AIM OF THE EXERCISE:
Repeat each line of the material below exactly as it appears, minus any pictures.

PROVIDED INFORMATION:

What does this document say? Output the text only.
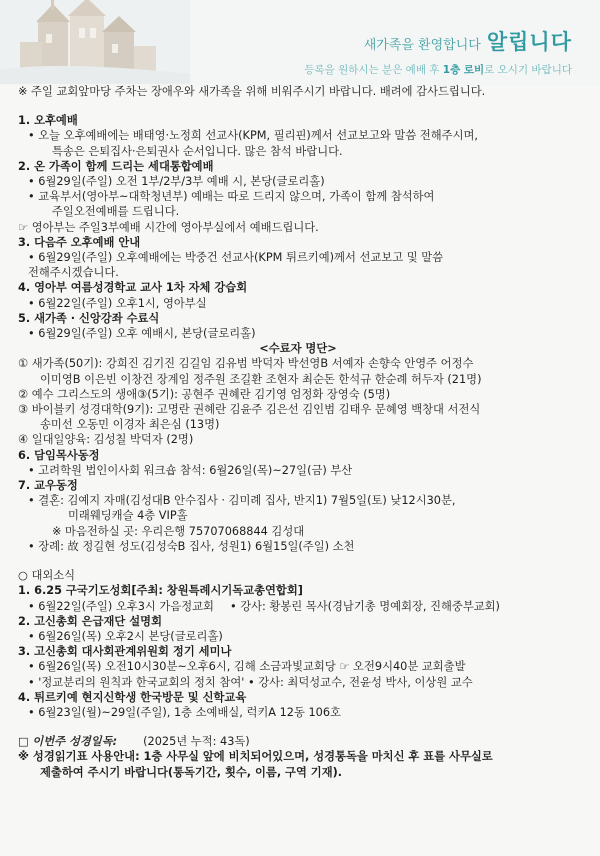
새가족을 환영합니다 알립니다
등록을 원하시는 분은 예배 후 1층 로비로 오시기 바랍니다
※ 주일 교회앞마당 주차는 장애우와 새가족을 위해 비워주시기 바랍니다. 배려에 감사드립니다.
1. 오후예배
• 오늘 오후예배에는 배태영·노정희 선교사(KPM, 필리핀)께서 선교보고와 말씀 전해주시며,
특송은 은퇴집사·은퇴권사 순서입니다. 많은 참석 바랍니다.
2. 온 가족이 함께 드리는 세대통합예배
• 6월29일(주일) 오전 1부/2부/3부 예배 시, 본당(글로리홀)
• 교육부서(영아부~대학청년부) 예배는 따로 드리지 않으며, 가족이 함께 참석하여
주일오전예배를 드립니다.
☞ 영아부는 주일3부예배 시간에 영아부실에서 예배드립니다.
3. 다음주 오후예배 안내
• 6월29일(주일) 오후예배에는 박중건 선교사(KPM 튀르키예)께서 선교보고 및 말씀
전해주시겠습니다.
4. 영아부 여름성경학교 교사 1차 자체 강습회
• 6월22일(주일) 오후1시, 영아부실
5. 새가족 · 신앙강좌 수료식
• 6월29일(주일) 오후 예배시, 본당(글로리홀)
<수료자 명단>
① 새가족(50기): 강희진 김기진 김길임 김유범 박덕자 박선영B 서예자 손향숙 안영주 어정수
이미영B 이은빈 이창건 장계임 정주원 조길환 조현자 최순돈 한석규 한순례 허두자 (21명)
② 예수 그리스도의 생애③(5기): 공현주 권혜란 김기영 엄정화 장영숙 (5명)
③ 바이블키 성경대학(9기): 고명란 권혜란 김윤주 김은선 김인범 김태우 문혜영 백창대 서전식
송미선 오동민 이경자 최은심 (13명)
④ 일대일양육: 김성칠 박덕자 (2명)
6. 담임목사동정
• 고려학원 법인이사회 워크숍 참석: 6월26일(목)~27일(금) 부산
7. 교우동정
• 결혼: 김예지 자매(김성대B 안수집사 · 김미례 집사, 반지1) 7월5일(토) 낮12시30분,
미래웨딩캐슬 4층 VIP홀
※ 마음전하실 곳: 우리은행 75707068844 김성대
• 장례: 故 정길현 성도(김성숙B 집사, 성원1) 6월15일(주일) 소천
○ 대외소식
1. 6.25 구국기도성회[주최: 창원특례시기독교총연합회]
• 6월22일(주일) 오후3시 가음정교회 • 강사: 황봉린 목사(경남기총 명예회장, 진해중부교회)
2. 고신총회 은급재단 설명회
• 6월26일(목) 오후2시 본당(글로리홀)
3. 고신총회 대사회관계위원회 정기 세미나
• 6월26일(목) 오전10시30분~오후6시, 김해 소금과빛교회당 ☞ 오전9시40분 교회출발
• '정교분리의 원칙과 한국교회의 정치 참여' • 강사: 최덕성교수, 전윤성 박사, 이상원 교수
4. 튀르키예 현지신학생 한국방문 및 신학교육
• 6월23일(월)~29일(주일), 1층 소예배실, 럭키A 12동 106호
□ 이번주 성경일독: (2025년 누적: 43독)
※ 성경읽기표 사용안내: 1층 사무실 앞에 비치되어있으며, 성경통독을 마치신 후 표를 사무실로
제출하여 주시기 바랍니다(통독기간, 횟수, 이름, 구역 기재).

FULL OUTPUT:
What does this document say? Output the text only.
새가족을 환영합니다 알립니다
등록을 원하시는 분은 예배 후 1층 로비로 오시기 바랍니다
※ 주일 교회앞마당 주차는 장애우와 새가족을 위해 비워주시기 바랍니다. 배려에 감사드립니다.
1. 오후예배
• 오늘 오후예배에는 배태영·노정희 선교사(KPM, 필리핀)께서 선교보고와 말씀 전해주시며,
특송은 은퇴집사·은퇴권사 순서입니다. 많은 참석 바랍니다.
2. 온 가족이 함께 드리는 세대통합예배
• 6월29일(주일) 오전 1부/2부/3부 예배 시, 본당(글로리홀)
• 교육부서(영아부~대학청년부) 예배는 따로 드리지 않으며, 가족이 함께 참석하여
주일오전예배를 드립니다.
☞ 영아부는 주일3부예배 시간에 영아부실에서 예배드립니다.
3. 다음주 오후예배 안내
• 6월29일(주일) 오후예배에는 박중건 선교사(KPM 튀르키예)께서 선교보고 및 말씀
전해주시겠습니다.
4. 영아부 여름성경학교 교사 1차 자체 강습회
• 6월22일(주일) 오후1시, 영아부실
5. 새가족 · 신앙강좌 수료식
• 6월29일(주일) 오후 예배시, 본당(글로리홀)
<수료자 명단>
① 새가족(50기): 강희진 김기진 김길임 김유범 박덕자 박선영B 서예자 손향숙 안영주 어정수
이미영B 이은빈 이창건 장계임 정주원 조길환 조현자 최순돈 한석규 한순례 허두자 (21명)
② 예수 그리스도의 생애③(5기): 공현주 권혜란 김기영 엄정화 장영숙 (5명)
③ 바이블키 성경대학(9기): 고명란 권혜란 김윤주 김은선 김인범 김태우 문혜영 백창대 서전식
송미선 오동민 이경자 최은심 (13명)
④ 일대일양육: 김성칠 박덕자 (2명)
6. 담임목사동정
• 고려학원 법인이사회 워크숍 참석: 6월26일(목)~27일(금) 부산
7. 교우동정
• 결혼: 김예지 자매(김성대B 안수집사 · 김미례 집사, 반지1) 7월5일(토) 낮12시30분,
미래웨딩캐슬 4층 VIP홀
※ 마음전하실 곳: 우리은행 75707068844 김성대
• 장례: 故 정길현 성도(김성숙B 집사, 성원1) 6월15일(주일) 소천
○ 대외소식
1. 6.25 구국기도성회[주최: 창원특례시기독교총연합회]
• 6월22일(주일) 오후3시 가음정교회 • 강사: 황봉린 목사(경남기총 명예회장, 진해중부교회)
2. 고신총회 은급재단 설명회
• 6월26일(목) 오후2시 본당(글로리홀)
3. 고신총회 대사회관계위원회 정기 세미나
• 6월26일(목) 오전10시30분~오후6시, 김해 소금과빛교회당 ☞ 오전9시40분 교회출발
• '정교분리의 원칙과 한국교회의 정치 참여' • 강사: 최덕성교수, 전윤성 박사, 이상원 교수
4. 튀르키예 현지신학생 한국방문 및 신학교육
• 6월23일(월)~29일(주일), 1층 소예배실, 럭키A 12동 106호
□ 이번주 성경일독: (2025년 누적: 43독)
※ 성경읽기표 사용안내: 1층 사무실 앞에 비치되어있으며, 성경통독을 마치신 후 표를 사무실로
제출하여 주시기 바랍니다(통독기간, 횟수, 이름, 구역 기재).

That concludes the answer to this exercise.